**TASK DESCRIPTION**
Tally the lines in the records underneath that contain the string "Maximum", and state the figure by itself.

Extracted data entries:

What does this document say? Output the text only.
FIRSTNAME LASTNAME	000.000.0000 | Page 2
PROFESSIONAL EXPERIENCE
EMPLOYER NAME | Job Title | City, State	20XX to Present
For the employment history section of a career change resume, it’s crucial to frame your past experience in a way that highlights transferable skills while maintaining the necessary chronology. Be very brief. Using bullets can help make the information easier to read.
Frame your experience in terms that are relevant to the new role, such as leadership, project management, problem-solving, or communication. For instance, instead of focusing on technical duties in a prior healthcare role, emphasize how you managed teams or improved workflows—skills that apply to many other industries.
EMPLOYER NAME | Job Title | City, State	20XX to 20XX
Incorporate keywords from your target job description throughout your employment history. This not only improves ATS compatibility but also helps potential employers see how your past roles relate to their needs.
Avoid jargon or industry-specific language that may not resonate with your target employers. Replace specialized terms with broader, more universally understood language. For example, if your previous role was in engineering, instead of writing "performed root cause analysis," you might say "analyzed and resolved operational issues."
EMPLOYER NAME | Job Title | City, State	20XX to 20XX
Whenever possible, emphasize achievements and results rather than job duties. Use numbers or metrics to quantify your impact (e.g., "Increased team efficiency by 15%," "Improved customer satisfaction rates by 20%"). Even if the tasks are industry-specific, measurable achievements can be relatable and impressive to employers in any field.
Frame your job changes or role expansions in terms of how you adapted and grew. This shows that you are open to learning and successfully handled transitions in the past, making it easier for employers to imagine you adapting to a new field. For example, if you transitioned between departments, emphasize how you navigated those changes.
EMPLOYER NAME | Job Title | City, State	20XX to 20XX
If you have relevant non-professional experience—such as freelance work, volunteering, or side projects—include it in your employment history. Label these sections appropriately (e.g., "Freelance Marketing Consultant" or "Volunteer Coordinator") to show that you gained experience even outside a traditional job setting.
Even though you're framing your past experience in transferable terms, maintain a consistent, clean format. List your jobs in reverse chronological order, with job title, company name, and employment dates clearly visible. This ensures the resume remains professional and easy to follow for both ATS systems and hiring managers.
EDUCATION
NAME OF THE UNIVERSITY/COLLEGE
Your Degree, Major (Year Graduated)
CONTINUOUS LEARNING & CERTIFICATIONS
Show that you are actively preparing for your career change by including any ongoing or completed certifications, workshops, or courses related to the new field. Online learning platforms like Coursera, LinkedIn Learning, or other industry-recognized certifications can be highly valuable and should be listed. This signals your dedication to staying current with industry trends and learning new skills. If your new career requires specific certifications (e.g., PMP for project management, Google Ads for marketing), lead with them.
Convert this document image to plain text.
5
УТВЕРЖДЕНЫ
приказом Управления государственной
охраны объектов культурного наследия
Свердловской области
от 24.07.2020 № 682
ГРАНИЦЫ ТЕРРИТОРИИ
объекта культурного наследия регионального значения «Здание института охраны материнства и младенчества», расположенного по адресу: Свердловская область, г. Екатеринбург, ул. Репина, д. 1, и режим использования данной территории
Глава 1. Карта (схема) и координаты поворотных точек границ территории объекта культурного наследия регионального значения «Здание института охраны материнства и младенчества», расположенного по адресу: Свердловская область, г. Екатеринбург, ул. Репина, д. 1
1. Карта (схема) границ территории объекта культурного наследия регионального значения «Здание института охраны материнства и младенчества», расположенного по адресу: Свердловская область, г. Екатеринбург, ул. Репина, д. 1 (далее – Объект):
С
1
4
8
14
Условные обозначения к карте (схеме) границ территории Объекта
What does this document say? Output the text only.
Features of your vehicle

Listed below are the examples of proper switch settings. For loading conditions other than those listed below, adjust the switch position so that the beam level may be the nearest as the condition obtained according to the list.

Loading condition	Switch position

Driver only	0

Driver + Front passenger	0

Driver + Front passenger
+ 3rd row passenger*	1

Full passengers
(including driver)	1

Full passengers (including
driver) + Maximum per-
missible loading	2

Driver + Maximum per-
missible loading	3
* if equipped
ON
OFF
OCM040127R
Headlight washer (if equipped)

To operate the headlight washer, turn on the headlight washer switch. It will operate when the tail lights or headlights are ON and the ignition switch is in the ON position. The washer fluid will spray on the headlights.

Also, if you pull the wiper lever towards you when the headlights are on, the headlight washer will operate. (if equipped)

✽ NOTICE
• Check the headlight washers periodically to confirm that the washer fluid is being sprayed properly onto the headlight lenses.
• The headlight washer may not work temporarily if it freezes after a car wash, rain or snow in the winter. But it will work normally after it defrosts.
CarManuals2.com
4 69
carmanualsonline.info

**TASK RESPONSE**
2